Data to use =>

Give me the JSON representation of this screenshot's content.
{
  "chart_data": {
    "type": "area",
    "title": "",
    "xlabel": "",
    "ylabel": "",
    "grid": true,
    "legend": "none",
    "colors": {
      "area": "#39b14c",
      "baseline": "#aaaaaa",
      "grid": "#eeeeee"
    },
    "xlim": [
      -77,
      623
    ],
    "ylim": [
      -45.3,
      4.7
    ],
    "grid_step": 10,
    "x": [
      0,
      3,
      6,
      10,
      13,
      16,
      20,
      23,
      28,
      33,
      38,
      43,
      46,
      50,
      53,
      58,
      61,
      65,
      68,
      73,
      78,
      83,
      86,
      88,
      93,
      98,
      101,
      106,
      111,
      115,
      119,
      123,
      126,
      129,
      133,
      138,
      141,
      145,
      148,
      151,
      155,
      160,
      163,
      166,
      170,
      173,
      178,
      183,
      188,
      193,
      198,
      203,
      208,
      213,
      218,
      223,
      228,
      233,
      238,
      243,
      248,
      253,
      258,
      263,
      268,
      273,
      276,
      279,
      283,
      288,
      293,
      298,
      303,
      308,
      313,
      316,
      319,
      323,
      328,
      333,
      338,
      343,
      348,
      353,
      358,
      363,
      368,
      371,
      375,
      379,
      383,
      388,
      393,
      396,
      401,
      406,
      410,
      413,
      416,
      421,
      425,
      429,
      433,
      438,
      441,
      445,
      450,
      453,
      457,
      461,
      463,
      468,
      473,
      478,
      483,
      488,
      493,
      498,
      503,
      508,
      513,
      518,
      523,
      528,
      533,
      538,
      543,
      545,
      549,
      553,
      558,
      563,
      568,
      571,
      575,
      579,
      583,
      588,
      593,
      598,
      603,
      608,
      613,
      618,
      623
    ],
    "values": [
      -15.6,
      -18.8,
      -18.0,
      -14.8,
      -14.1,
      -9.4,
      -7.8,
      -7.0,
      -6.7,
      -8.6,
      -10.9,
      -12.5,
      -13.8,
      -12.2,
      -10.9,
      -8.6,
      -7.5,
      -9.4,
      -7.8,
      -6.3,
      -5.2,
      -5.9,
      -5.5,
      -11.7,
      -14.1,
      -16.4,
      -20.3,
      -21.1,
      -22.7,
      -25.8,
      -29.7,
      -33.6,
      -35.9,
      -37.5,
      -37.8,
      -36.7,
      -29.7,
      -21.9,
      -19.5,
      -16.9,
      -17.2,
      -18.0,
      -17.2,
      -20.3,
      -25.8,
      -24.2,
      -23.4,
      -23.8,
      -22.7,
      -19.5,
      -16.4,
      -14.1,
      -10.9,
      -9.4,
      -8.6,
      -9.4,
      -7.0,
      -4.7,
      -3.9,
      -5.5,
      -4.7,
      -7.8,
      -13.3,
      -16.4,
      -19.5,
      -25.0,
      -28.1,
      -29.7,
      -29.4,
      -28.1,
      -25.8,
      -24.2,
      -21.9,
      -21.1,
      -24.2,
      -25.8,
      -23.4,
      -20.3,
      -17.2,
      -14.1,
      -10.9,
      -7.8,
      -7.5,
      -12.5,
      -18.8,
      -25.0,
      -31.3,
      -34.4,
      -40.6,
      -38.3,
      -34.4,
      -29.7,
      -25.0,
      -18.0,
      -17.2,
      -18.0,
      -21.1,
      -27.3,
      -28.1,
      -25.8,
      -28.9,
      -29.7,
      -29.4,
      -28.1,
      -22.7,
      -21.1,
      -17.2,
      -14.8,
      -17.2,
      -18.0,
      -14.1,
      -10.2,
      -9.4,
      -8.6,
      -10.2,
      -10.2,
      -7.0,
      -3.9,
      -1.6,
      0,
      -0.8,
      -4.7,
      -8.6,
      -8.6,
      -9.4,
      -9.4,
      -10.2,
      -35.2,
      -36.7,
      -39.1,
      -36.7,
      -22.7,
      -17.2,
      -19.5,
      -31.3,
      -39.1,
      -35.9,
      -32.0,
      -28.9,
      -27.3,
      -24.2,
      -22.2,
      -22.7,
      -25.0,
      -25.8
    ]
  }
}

What is needed =>
Your task is to repeat the data exactly, with nothing left out.

Answer to this exercise =>
Give me the JSON representation of this screenshot's content.
{
  "chart_data": {
    "type": "area",
    "title": "",
    "xlabel": "",
    "ylabel": "",
    "grid": true,
    "legend": "none",
    "colors": {
      "area": "#39b14c",
      "baseline": "#aaaaaa",
      "grid": "#eeeeee"
    },
    "xlim": [
      -77,
      623
    ],
    "ylim": [
      -45.3,
      4.7
    ],
    "grid_step": 10,
    "x": [
      0,
      3,
      6,
      10,
      13,
      16,
      20,
      23,
      28,
      33,
      38,
      43,
      46,
      50,
      53,
      58,
      61,
      65,
      68,
      73,
      78,
      83,
      86,
      88,
      93,
      98,
      101,
      106,
      111,
      115,
      119,
      123,
      126,
      129,
      133,
      138,
      141,
      145,
      148,
      151,
      155,
      160,
      163,
      166,
      170,
      173,
      178,
      183,
      188,
      193,
      198,
      203,
      208,
      213,
      218,
      223,
      228,
      233,
      238,
      243,
      248,
      253,
      258,
      263,
      268,
      273,
      276,
      279,
      283,
      288,
      293,
      298,
      303,
      308,
      313,
      316,
      319,
      323,
      328,
      333,
      338,
      343,
      348,
      353,
      358,
      363,
      368,
      371,
      375,
      379,
      383,
      388,
      393,
      396,
      401,
      406,
      410,
      413,
      416,
      421,
      425,
      429,
      433,
      438,
      441,
      445,
      450,
      453,
      457,
      461,
      463,
      468,
      473,
      478,
      483,
      488,
      493,
      498,
      503,
      508,
      513,
      518,
      523,
      528,
      533,
      538,
      543,
      545,
      549,
      553,
      558,
      563,
      568,
      571,
      575,
      579,
      583,
      588,
      593,
      598,
      603,
      608,
      613,
      618,
      623
    ],
    "values": [
      -15.6,
      -18.8,
      -18.0,
      -14.8,
      -14.1,
      -9.4,
      -7.8,
      -7.0,
      -6.7,
      -8.6,
      -10.9,
      -12.5,
      -13.8,
      -12.2,
      -10.9,
      -8.6,
      -7.5,
      -9.4,
      -7.8,
      -6.3,
      -5.2,
      -5.9,
      -5.5,
      -11.7,
      -14.1,
      -16.4,
      -20.3,
      -21.1,
      -22.7,
      -25.8,
      -29.7,
      -33.6,
      -35.9,
      -37.5,
      -37.8,
      -36.7,
      -29.7,
      -21.9,
      -19.5,
      -16.9,
      -17.2,
      -18.0,
      -17.2,
      -20.3,
      -25.8,
      -24.2,
      -23.4,
      -23.8,
      -22.7,
      -19.5,
      -16.4,
      -14.1,
      -10.9,
      -9.4,
      -8.6,
      -9.4,
      -7.0,
      -4.7,
      -3.9,
      -5.5,
      -4.7,
      -7.8,
      -13.3,
      -16.4,
      -19.5,
      -25.0,
      -28.1,
      -29.7,
      -29.4,
      -28.1,
      -25.8,
      -24.2,
      -21.9,
      -21.1,
      -24.2,
      -25.8,
      -23.4,
      -20.3,
      -17.2,
      -14.1,
      -10.9,
      -7.8,
      -7.5,
      -12.5,
      -18.8,
      -25.0,
      -31.3,
      -34.4,
      -40.6,
      -38.3,
      -34.4,
      -29.7,
      -25.0,
      -18.0,
      -17.2,
      -18.0,
      -21.1,
      -27.3,
      -28.1,
      -25.8,
      -28.9,
      -29.7,
      -29.4,
      -28.1,
      -22.7,
      -21.1,
      -17.2,
      -14.8,
      -17.2,
      -18.0,
      -14.1,
      -10.2,
      -9.4,
      -8.6,
      -10.2,
      -10.2,
      -7.0,
      -3.9,
      -1.6,
      0,
      -0.8,
      -4.7,
      -8.6,
      -8.6,
      -9.4,
      -9.4,
      -10.2,
      -35.2,
      -36.7,
      -39.1,
      -36.7,
      -22.7,
      -17.2,
      -19.5,
      -31.3,
      -39.1,
      -35.9,
      -32.0,
      -28.9,
      -27.3,
      -24.2,
      -22.2,
      -22.7,
      -25.0,
      -25.8
    ]
  }
}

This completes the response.